begin Records to process

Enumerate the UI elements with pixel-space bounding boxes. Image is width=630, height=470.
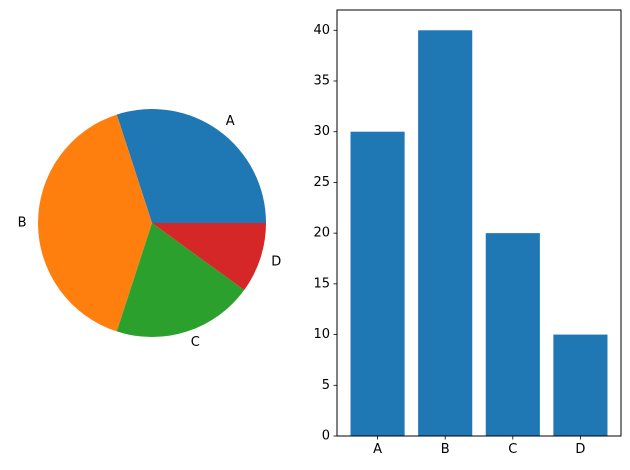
pie-labels: A B C D: [18, 114, 282, 350]
bar-c: [485, 233, 540, 436]
pie-slice-b: [38, 114, 152, 332]
pie-slice-c: [116, 223, 245, 337]
pie-slices: [38, 108, 266, 337]
bar-a: [350, 131, 405, 436]
y-tick-label-15: 15: [313, 276, 330, 291]
x-tick-label-a: A: [373, 442, 382, 457]
pie-label-c: C: [191, 335, 200, 350]
bar-d: [553, 334, 608, 436]
x-tick-label-c: C: [508, 442, 517, 457]
bar-ticks: A B C D 0 5 10 15 20 25 30 35 40: [313, 23, 585, 457]
y-tick-label-25: 25: [313, 175, 330, 190]
pie-label-a: A: [226, 114, 235, 129]
x-tick-label-d: D: [575, 442, 585, 457]
pie-label-d: D: [271, 254, 281, 269]
bar-chart: A B C D 0 5 10 15 20 25 30 35 40: [313, 9, 622, 457]
y-tick-label-5: 5: [322, 378, 330, 393]
y-tick-label-40: 40: [313, 23, 330, 38]
y-tick-label-0: 0: [322, 429, 330, 444]
pie-slice-d: [152, 223, 266, 291]
bar-bars: [350, 30, 608, 437]
bar-b: [418, 30, 473, 437]
y-tick-label-35: 35: [313, 74, 330, 89]
y-tick-label-10: 10: [313, 327, 330, 342]
y-tick-label-20: 20: [313, 226, 330, 241]
pie-chart: A B C D: [18, 108, 282, 350]
plot-frame: [336, 9, 622, 437]
y-tick-label-30: 30: [313, 124, 330, 139]
x-tick-label-b: B: [441, 442, 450, 457]
pie-slice-a: [116, 108, 266, 223]
pie-label-b: B: [18, 216, 27, 231]
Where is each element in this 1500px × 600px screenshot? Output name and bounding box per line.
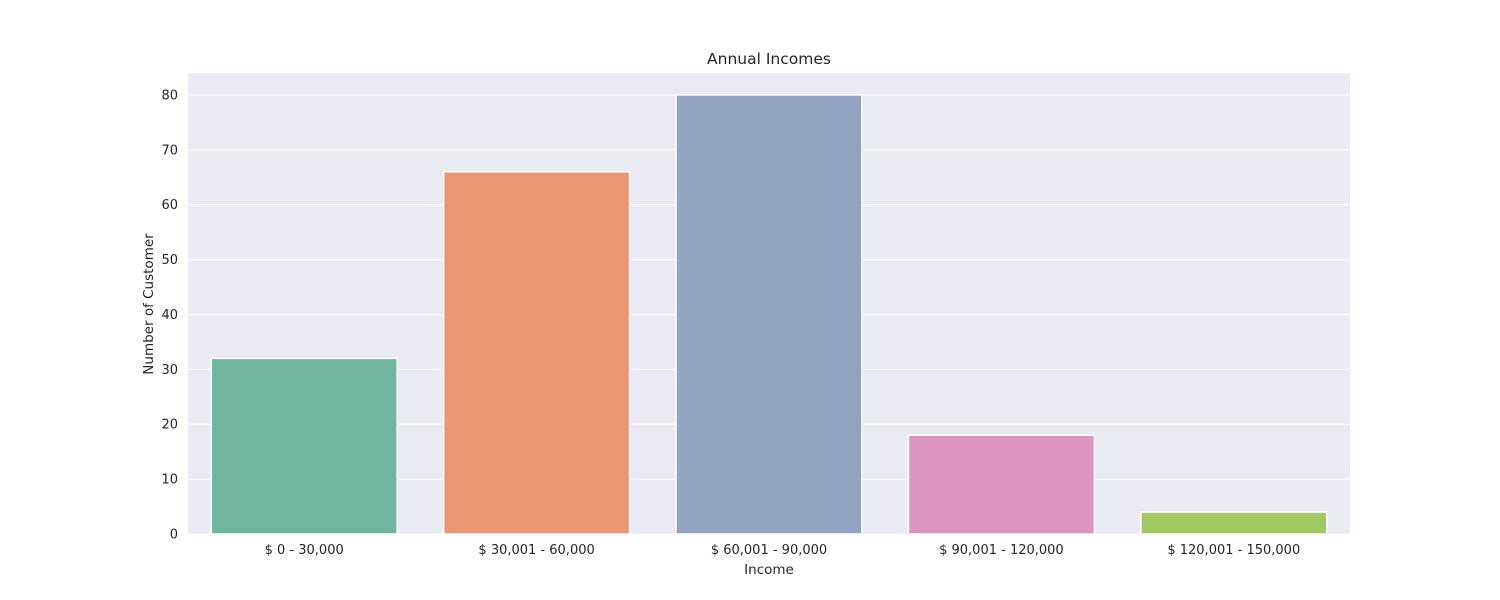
x-tick-label: $ 30,001 - 60,000 [478, 543, 594, 558]
bar-1 [210, 357, 398, 535]
bars [210, 94, 1328, 535]
y-tick-label: 50 [161, 253, 178, 268]
bar-2 [442, 171, 631, 535]
x-tick-label: $ 120,001 - 150,000 [1167, 543, 1300, 558]
y-tick-label: 0 [170, 528, 178, 543]
y-tick-label: 80 [161, 88, 178, 103]
y-tick-label: 60 [161, 198, 178, 213]
x-tick-labels: $ 0 - 30,000 $ 30,001 - 60,000 $ 60,001 - … [265, 543, 1301, 558]
bar-3 [675, 94, 863, 535]
y-tick-label: 30 [161, 363, 178, 378]
y-tick-labels: 0 10 20 30 40 50 60 70 80 [161, 88, 178, 542]
y-tick-label: 20 [161, 418, 178, 433]
x-tick-label: $ 90,001 - 120,000 [939, 543, 1064, 558]
y-tick-label: 70 [161, 143, 178, 158]
bar-4 [907, 434, 1096, 535]
bar-5 [1140, 511, 1328, 535]
y-tick-label: 10 [161, 473, 178, 488]
y-tick-label: 40 [161, 308, 178, 323]
x-tick-label: $ 0 - 30,000 [265, 543, 344, 558]
chart-title: Annual Incomes [707, 50, 831, 68]
y-axis-label: Number of Customer [141, 233, 157, 375]
x-axis-label: Income [744, 562, 794, 578]
x-tick-label: $ 60,001 - 90,000 [711, 543, 827, 558]
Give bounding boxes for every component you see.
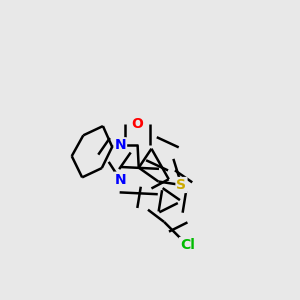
Text: N: N: [114, 138, 126, 152]
Text: Cl: Cl: [180, 238, 195, 252]
Text: N: N: [114, 173, 126, 187]
Text: S: S: [176, 178, 187, 192]
Text: O: O: [132, 117, 143, 131]
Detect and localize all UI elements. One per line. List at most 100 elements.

end Records to process

** What you should do **
Reproduce the records above verbatim, from the first line to the last, omitting the picture placeholders.

** Correct answer **
Enumerate the UI elements with pixel-space bounding boxes. Image is width=630, height=470.
pie-labels: A B C D: [18, 114, 282, 350]
bar-c: [485, 233, 540, 436]
pie-slice-b: [38, 114, 152, 332]
pie-slice-c: [116, 223, 245, 337]
pie-slices: [38, 108, 266, 337]
bar-a: [350, 131, 405, 436]
y-tick-label-15: 15: [313, 276, 330, 291]
x-tick-label-a: A: [373, 442, 382, 457]
pie-label-c: C: [191, 335, 200, 350]
bar-d: [553, 334, 608, 436]
x-tick-label-c: C: [508, 442, 517, 457]
bar-ticks: A B C D 0 5 10 15 20 25 30 35 40: [313, 23, 585, 457]
y-tick-label-25: 25: [313, 175, 330, 190]
pie-label-a: A: [226, 114, 235, 129]
x-tick-label-d: D: [575, 442, 585, 457]
pie-label-d: D: [271, 254, 281, 269]
bar-chart: A B C D 0 5 10 15 20 25 30 35 40: [313, 9, 622, 457]
y-tick-label-5: 5: [322, 378, 330, 393]
y-tick-label-40: 40: [313, 23, 330, 38]
y-tick-label-0: 0: [322, 429, 330, 444]
pie-slice-d: [152, 223, 266, 291]
bar-bars: [350, 30, 608, 437]
bar-b: [418, 30, 473, 437]
y-tick-label-35: 35: [313, 74, 330, 89]
y-tick-label-10: 10: [313, 327, 330, 342]
y-tick-label-20: 20: [313, 226, 330, 241]
pie-chart: A B C D: [18, 108, 282, 350]
plot-frame: [336, 9, 622, 437]
y-tick-label-30: 30: [313, 124, 330, 139]
x-tick-label-b: B: [441, 442, 450, 457]
pie-slice-a: [116, 108, 266, 223]
pie-label-b: B: [18, 216, 27, 231]
Where is each element in this 1500px × 600px screenshot? Output name and bounding box per line.
x-tick-label: $ 30,001 - 60,000 [478, 543, 594, 558]
bar-1 [210, 357, 398, 535]
bars [210, 94, 1328, 535]
y-tick-label: 50 [161, 253, 178, 268]
bar-2 [442, 171, 631, 535]
x-tick-label: $ 120,001 - 150,000 [1167, 543, 1300, 558]
y-tick-label: 0 [170, 528, 178, 543]
y-tick-label: 80 [161, 88, 178, 103]
y-tick-label: 60 [161, 198, 178, 213]
x-tick-labels: $ 0 - 30,000 $ 30,001 - 60,000 $ 60,001 - … [265, 543, 1301, 558]
bar-3 [675, 94, 863, 535]
y-tick-label: 30 [161, 363, 178, 378]
y-tick-labels: 0 10 20 30 40 50 60 70 80 [161, 88, 178, 542]
y-tick-label: 20 [161, 418, 178, 433]
x-tick-label: $ 90,001 - 120,000 [939, 543, 1064, 558]
y-tick-label: 70 [161, 143, 178, 158]
bar-4 [907, 434, 1096, 535]
bar-5 [1140, 511, 1328, 535]
y-tick-label: 10 [161, 473, 178, 488]
y-tick-label: 40 [161, 308, 178, 323]
x-tick-label: $ 0 - 30,000 [265, 543, 344, 558]
chart-title: Annual Incomes [707, 50, 831, 68]
y-axis-label: Number of Customer [141, 233, 157, 375]
x-axis-label: Income [744, 562, 794, 578]
x-tick-label: $ 60,001 - 90,000 [711, 543, 827, 558]
Give bounding boxes for every component you see.
Text: N: N: [114, 138, 126, 152]
Text: Cl: Cl: [180, 238, 195, 252]
Text: N: N: [114, 173, 126, 187]
Text: S: S: [176, 178, 187, 192]
Text: O: O: [132, 117, 143, 131]
Detect and localize all UI elements. One per line. List at most 100 elements.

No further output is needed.